### Work required
Copy out every record below exactly as written, but leave out any pictures.

-- start of Input data --

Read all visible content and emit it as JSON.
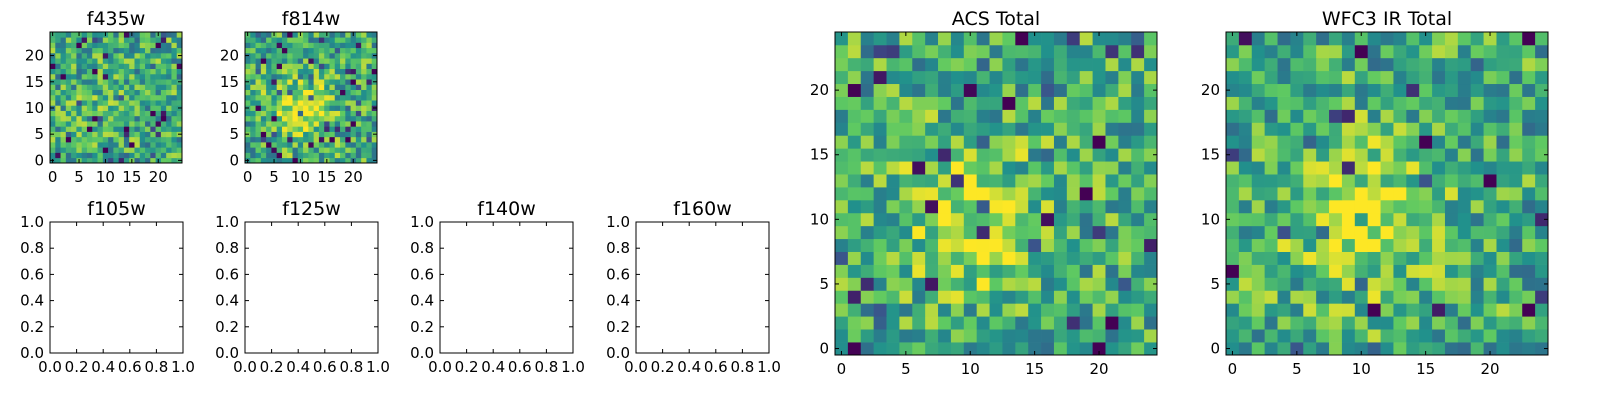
{
  "colormap": [
    "#440154",
    "#3b528b",
    "#21918c",
    "#5ec962",
    "#fde725"
  ],
  "chart_data": [
    {
      "id": "f435w",
      "type": "heatmap",
      "title": "f435w",
      "grid_size": 25,
      "xlim": [
        -0.5,
        24.5
      ],
      "ylim": [
        -0.5,
        24.5
      ],
      "xticks": [
        0,
        5,
        10,
        15,
        20
      ],
      "yticks": [
        0,
        5,
        10,
        15,
        20
      ],
      "xtick_labels": [
        "0",
        "5",
        "10",
        "15",
        "20"
      ],
      "ytick_labels": [
        "0",
        "5",
        "10",
        "15",
        "20"
      ],
      "value_range": [
        0,
        1
      ],
      "seed": 11,
      "center_boost": 0.05
    },
    {
      "id": "f814w",
      "type": "heatmap",
      "title": "f814w",
      "grid_size": 25,
      "xlim": [
        -0.5,
        24.5
      ],
      "ylim": [
        -0.5,
        24.5
      ],
      "xticks": [
        0,
        5,
        10,
        15,
        20
      ],
      "yticks": [
        0,
        5,
        10,
        15,
        20
      ],
      "xtick_labels": [
        "0",
        "5",
        "10",
        "15",
        "20"
      ],
      "ytick_labels": [
        "0",
        "5",
        "10",
        "15",
        "20"
      ],
      "value_range": [
        0,
        1
      ],
      "seed": 23,
      "center_boost": 0.35
    },
    {
      "id": "acs_total",
      "type": "heatmap",
      "title": "ACS Total",
      "grid_size": 25,
      "xlim": [
        -0.5,
        24.5
      ],
      "ylim": [
        -0.5,
        24.5
      ],
      "xticks": [
        0,
        5,
        10,
        15,
        20
      ],
      "yticks": [
        0,
        5,
        10,
        15,
        20
      ],
      "xtick_labels": [
        "0",
        "5",
        "10",
        "15",
        "20"
      ],
      "ytick_labels": [
        "0",
        "5",
        "10",
        "15",
        "20"
      ],
      "value_range": [
        0,
        1
      ],
      "seed": 37,
      "center_boost": 0.3
    },
    {
      "id": "wfc3_ir_total",
      "type": "heatmap",
      "title": "WFC3 IR Total",
      "grid_size": 25,
      "xlim": [
        -0.5,
        24.5
      ],
      "ylim": [
        -0.5,
        24.5
      ],
      "xticks": [
        0,
        5,
        10,
        15,
        20
      ],
      "yticks": [
        0,
        5,
        10,
        15,
        20
      ],
      "xtick_labels": [
        "0",
        "5",
        "10",
        "15",
        "20"
      ],
      "ytick_labels": [
        "0",
        "5",
        "10",
        "15",
        "20"
      ],
      "value_range": [
        0,
        1
      ],
      "seed": 53,
      "center_boost": 0.35
    },
    {
      "id": "f105w",
      "type": "heatmap",
      "title": "f105w",
      "empty": true,
      "xlim": [
        0,
        1
      ],
      "ylim": [
        0,
        1
      ],
      "xticks": [
        0,
        0.2,
        0.4,
        0.6,
        0.8,
        1.0
      ],
      "yticks": [
        0,
        0.2,
        0.4,
        0.6,
        0.8,
        1.0
      ],
      "xtick_labels": [
        "0.0",
        "0.2",
        "0.4",
        "0.6",
        "0.8",
        "1.0"
      ],
      "ytick_labels": [
        "0.0",
        "0.2",
        "0.4",
        "0.6",
        "0.8",
        "1.0"
      ]
    },
    {
      "id": "f125w",
      "type": "heatmap",
      "title": "f125w",
      "empty": true,
      "xlim": [
        0,
        1
      ],
      "ylim": [
        0,
        1
      ],
      "xticks": [
        0,
        0.2,
        0.4,
        0.6,
        0.8,
        1.0
      ],
      "yticks": [
        0,
        0.2,
        0.4,
        0.6,
        0.8,
        1.0
      ],
      "xtick_labels": [
        "0.0",
        "0.2",
        "0.4",
        "0.6",
        "0.8",
        "1.0"
      ],
      "ytick_labels": [
        "0.0",
        "0.2",
        "0.4",
        "0.6",
        "0.8",
        "1.0"
      ]
    },
    {
      "id": "f140w",
      "type": "heatmap",
      "title": "f140w",
      "empty": true,
      "xlim": [
        0,
        1
      ],
      "ylim": [
        0,
        1
      ],
      "xticks": [
        0,
        0.2,
        0.4,
        0.6,
        0.8,
        1.0
      ],
      "yticks": [
        0,
        0.2,
        0.4,
        0.6,
        0.8,
        1.0
      ],
      "xtick_labels": [
        "0.0",
        "0.2",
        "0.4",
        "0.6",
        "0.8",
        "1.0"
      ],
      "ytick_labels": [
        "0.0",
        "0.2",
        "0.4",
        "0.6",
        "0.8",
        "1.0"
      ]
    },
    {
      "id": "f160w",
      "type": "heatmap",
      "title": "f160w",
      "empty": true,
      "xlim": [
        0,
        1
      ],
      "ylim": [
        0,
        1
      ],
      "xticks": [
        0,
        0.2,
        0.4,
        0.6,
        0.8,
        1.0
      ],
      "yticks": [
        0,
        0.2,
        0.4,
        0.6,
        0.8,
        1.0
      ],
      "xtick_labels": [
        "0.0",
        "0.2",
        "0.4",
        "0.6",
        "0.8",
        "1.0"
      ],
      "ytick_labels": [
        "0.0",
        "0.2",
        "0.4",
        "0.6",
        "0.8",
        "1.0"
      ]
    }
  ]
}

-- end of Input data --

### Task solution
Read all visible content and emit it as JSON.
{
  "colormap": [
    "#440154",
    "#3b528b",
    "#21918c",
    "#5ec962",
    "#fde725"
  ],
  "chart_data": [
    {
      "id": "f435w",
      "type": "heatmap",
      "title": "f435w",
      "grid_size": 25,
      "xlim": [
        -0.5,
        24.5
      ],
      "ylim": [
        -0.5,
        24.5
      ],
      "xticks": [
        0,
        5,
        10,
        15,
        20
      ],
      "yticks": [
        0,
        5,
        10,
        15,
        20
      ],
      "xtick_labels": [
        "0",
        "5",
        "10",
        "15",
        "20"
      ],
      "ytick_labels": [
        "0",
        "5",
        "10",
        "15",
        "20"
      ],
      "value_range": [
        0,
        1
      ],
      "seed": 11,
      "center_boost": 0.05
    },
    {
      "id": "f814w",
      "type": "heatmap",
      "title": "f814w",
      "grid_size": 25,
      "xlim": [
        -0.5,
        24.5
      ],
      "ylim": [
        -0.5,
        24.5
      ],
      "xticks": [
        0,
        5,
        10,
        15,
        20
      ],
      "yticks": [
        0,
        5,
        10,
        15,
        20
      ],
      "xtick_labels": [
        "0",
        "5",
        "10",
        "15",
        "20"
      ],
      "ytick_labels": [
        "0",
        "5",
        "10",
        "15",
        "20"
      ],
      "value_range": [
        0,
        1
      ],
      "seed": 23,
      "center_boost": 0.35
    },
    {
      "id": "acs_total",
      "type": "heatmap",
      "title": "ACS Total",
      "grid_size": 25,
      "xlim": [
        -0.5,
        24.5
      ],
      "ylim": [
        -0.5,
        24.5
      ],
      "xticks": [
        0,
        5,
        10,
        15,
        20
      ],
      "yticks": [
        0,
        5,
        10,
        15,
        20
      ],
      "xtick_labels": [
        "0",
        "5",
        "10",
        "15",
        "20"
      ],
      "ytick_labels": [
        "0",
        "5",
        "10",
        "15",
        "20"
      ],
      "value_range": [
        0,
        1
      ],
      "seed": 37,
      "center_boost": 0.3
    },
    {
      "id": "wfc3_ir_total",
      "type": "heatmap",
      "title": "WFC3 IR Total",
      "grid_size": 25,
      "xlim": [
        -0.5,
        24.5
      ],
      "ylim": [
        -0.5,
        24.5
      ],
      "xticks": [
        0,
        5,
        10,
        15,
        20
      ],
      "yticks": [
        0,
        5,
        10,
        15,
        20
      ],
      "xtick_labels": [
        "0",
        "5",
        "10",
        "15",
        "20"
      ],
      "ytick_labels": [
        "0",
        "5",
        "10",
        "15",
        "20"
      ],
      "value_range": [
        0,
        1
      ],
      "seed": 53,
      "center_boost": 0.35
    },
    {
      "id": "f105w",
      "type": "heatmap",
      "title": "f105w",
      "empty": true,
      "xlim": [
        0,
        1
      ],
      "ylim": [
        0,
        1
      ],
      "xticks": [
        0,
        0.2,
        0.4,
        0.6,
        0.8,
        1.0
      ],
      "yticks": [
        0,
        0.2,
        0.4,
        0.6,
        0.8,
        1.0
      ],
      "xtick_labels": [
        "0.0",
        "0.2",
        "0.4",
        "0.6",
        "0.8",
        "1.0"
      ],
      "ytick_labels": [
        "0.0",
        "0.2",
        "0.4",
        "0.6",
        "0.8",
        "1.0"
      ]
    },
    {
      "id": "f125w",
      "type": "heatmap",
      "title": "f125w",
      "empty": true,
      "xlim": [
        0,
        1
      ],
      "ylim": [
        0,
        1
      ],
      "xticks": [
        0,
        0.2,
        0.4,
        0.6,
        0.8,
        1.0
      ],
      "yticks": [
        0,
        0.2,
        0.4,
        0.6,
        0.8,
        1.0
      ],
      "xtick_labels": [
        "0.0",
        "0.2",
        "0.4",
        "0.6",
        "0.8",
        "1.0"
      ],
      "ytick_labels": [
        "0.0",
        "0.2",
        "0.4",
        "0.6",
        "0.8",
        "1.0"
      ]
    },
    {
      "id": "f140w",
      "type": "heatmap",
      "title": "f140w",
      "empty": true,
      "xlim": [
        0,
        1
      ],
      "ylim": [
        0,
        1
      ],
      "xticks": [
        0,
        0.2,
        0.4,
        0.6,
        0.8,
        1.0
      ],
      "yticks": [
        0,
        0.2,
        0.4,
        0.6,
        0.8,
        1.0
      ],
      "xtick_labels": [
        "0.0",
        "0.2",
        "0.4",
        "0.6",
        "0.8",
        "1.0"
      ],
      "ytick_labels": [
        "0.0",
        "0.2",
        "0.4",
        "0.6",
        "0.8",
        "1.0"
      ]
    },
    {
      "id": "f160w",
      "type": "heatmap",
      "title": "f160w",
      "empty": true,
      "xlim": [
        0,
        1
      ],
      "ylim": [
        0,
        1
      ],
      "xticks": [
        0,
        0.2,
        0.4,
        0.6,
        0.8,
        1.0
      ],
      "yticks": [
        0,
        0.2,
        0.4,
        0.6,
        0.8,
        1.0
      ],
      "xtick_labels": [
        "0.0",
        "0.2",
        "0.4",
        "0.6",
        "0.8",
        "1.0"
      ],
      "ytick_labels": [
        "0.0",
        "0.2",
        "0.4",
        "0.6",
        "0.8",
        "1.0"
      ]
    }
  ]
}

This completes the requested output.